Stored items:
************
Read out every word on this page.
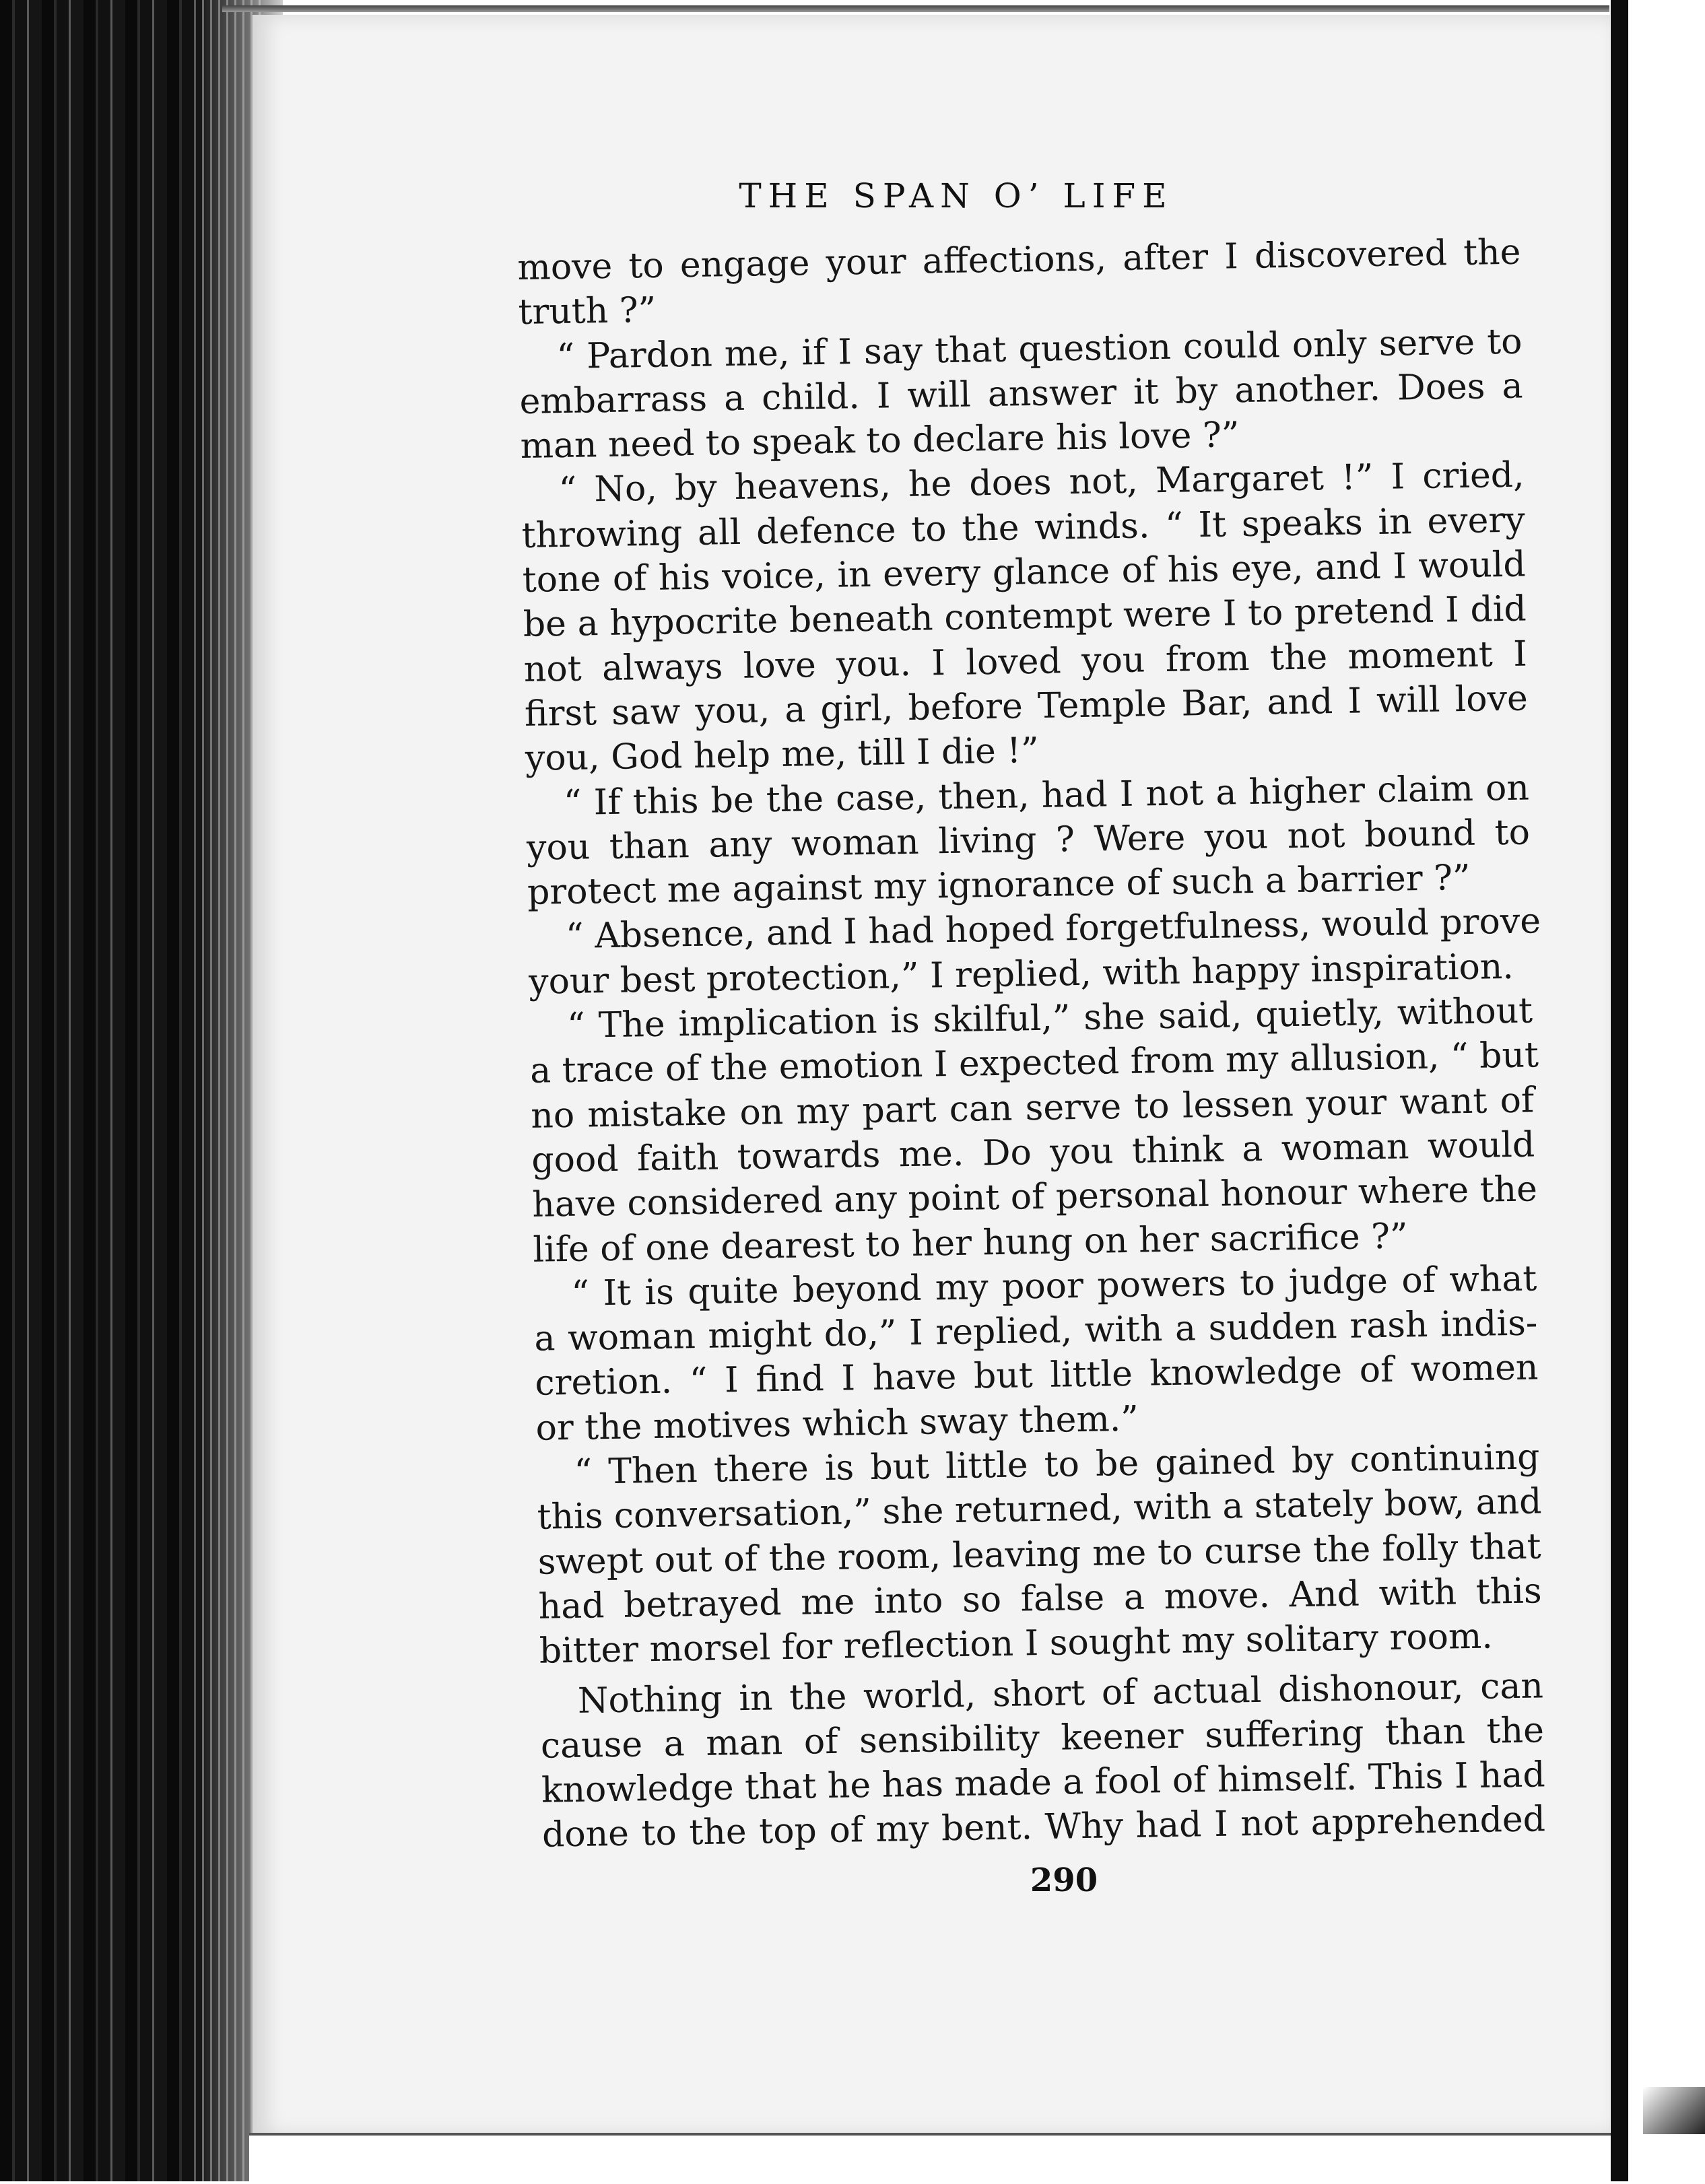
THE SPAN O’ LIFE
move to engage your affections, after I discovered the
truth ?”
“ Pardon me, if I say that question could only serve to
embarrass a child. I will answer it by another. Does a
man need to speak to declare his love ?”
“ No, by heavens, he does not, Margaret !” I cried,
throwing all defence to the winds. “ It speaks in every
tone of his voice, in every glance of his eye, and I would
be a hypocrite beneath contempt were I to pretend I did
not always love you. I loved you from the moment I
first saw you, a girl, before Temple Bar, and I will love
you, God help me, till I die !”
“ If this be the case, then, had I not a higher claim on
you than any woman living ? Were you not bound to
protect me against my ignorance of such a barrier ?”
“ Absence, and I had hoped forgetfulness, would prove
your best protection,” I replied, with happy inspiration.
“ The implication is skilful,” she said, quietly, without
a trace of the emotion I expected from my allusion, “ but
no mistake on my part can serve to lessen your want of
good faith towards me. Do you think a woman would
have considered any point of personal honour where the
life of one dearest to her hung on her sacrifice ?”
“ It is quite beyond my poor powers to judge of what
a woman might do,” I replied, with a sudden rash indis-
cretion. “ I find I have but little knowledge of women
or the motives which sway them.”
“ Then there is but little to be gained by continuing
this conversation,” she returned, with a stately bow, and
swept out of the room, leaving me to curse the folly that
had betrayed me into so false a move. And with this
bitter morsel for reflection I sought my solitary room.
Nothing in the world, short of actual dishonour, can
cause a man of sensibility keener suffering than the
knowledge that he has made a fool of himself. This I had
done to the top of my bent. Why had I not apprehended
290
************
Output every entry verbatim. Pictures do not belong in the copy.

### RESULT FOR THIS TASK:
Read out every word on this page.
THE SPAN O’ LIFE
move to engage your affections, after I discovered the
truth ?”
“ Pardon me, if I say that question could only serve to
embarrass a child. I will answer it by another. Does a
man need to speak to declare his love ?”
“ No, by heavens, he does not, Margaret !” I cried,
throwing all defence to the winds. “ It speaks in every
tone of his voice, in every glance of his eye, and I would
be a hypocrite beneath contempt were I to pretend I did
not always love you. I loved you from the moment I
first saw you, a girl, before Temple Bar, and I will love
you, God help me, till I die !”
“ If this be the case, then, had I not a higher claim on
you than any woman living ? Were you not bound to
protect me against my ignorance of such a barrier ?”
“ Absence, and I had hoped forgetfulness, would prove
your best protection,” I replied, with happy inspiration.
“ The implication is skilful,” she said, quietly, without
a trace of the emotion I expected from my allusion, “ but
no mistake on my part can serve to lessen your want of
good faith towards me. Do you think a woman would
have considered any point of personal honour where the
life of one dearest to her hung on her sacrifice ?”
“ It is quite beyond my poor powers to judge of what
a woman might do,” I replied, with a sudden rash indis-
cretion. “ I find I have but little knowledge of women
or the motives which sway them.”
“ Then there is but little to be gained by continuing
this conversation,” she returned, with a stately bow, and
swept out of the room, leaving me to curse the folly that
had betrayed me into so false a move. And with this
bitter morsel for reflection I sought my solitary room.
Nothing in the world, short of actual dishonour, can
cause a man of sensibility keener suffering than the
knowledge that he has made a fool of himself. This I had
done to the top of my bent. Why had I not apprehended
290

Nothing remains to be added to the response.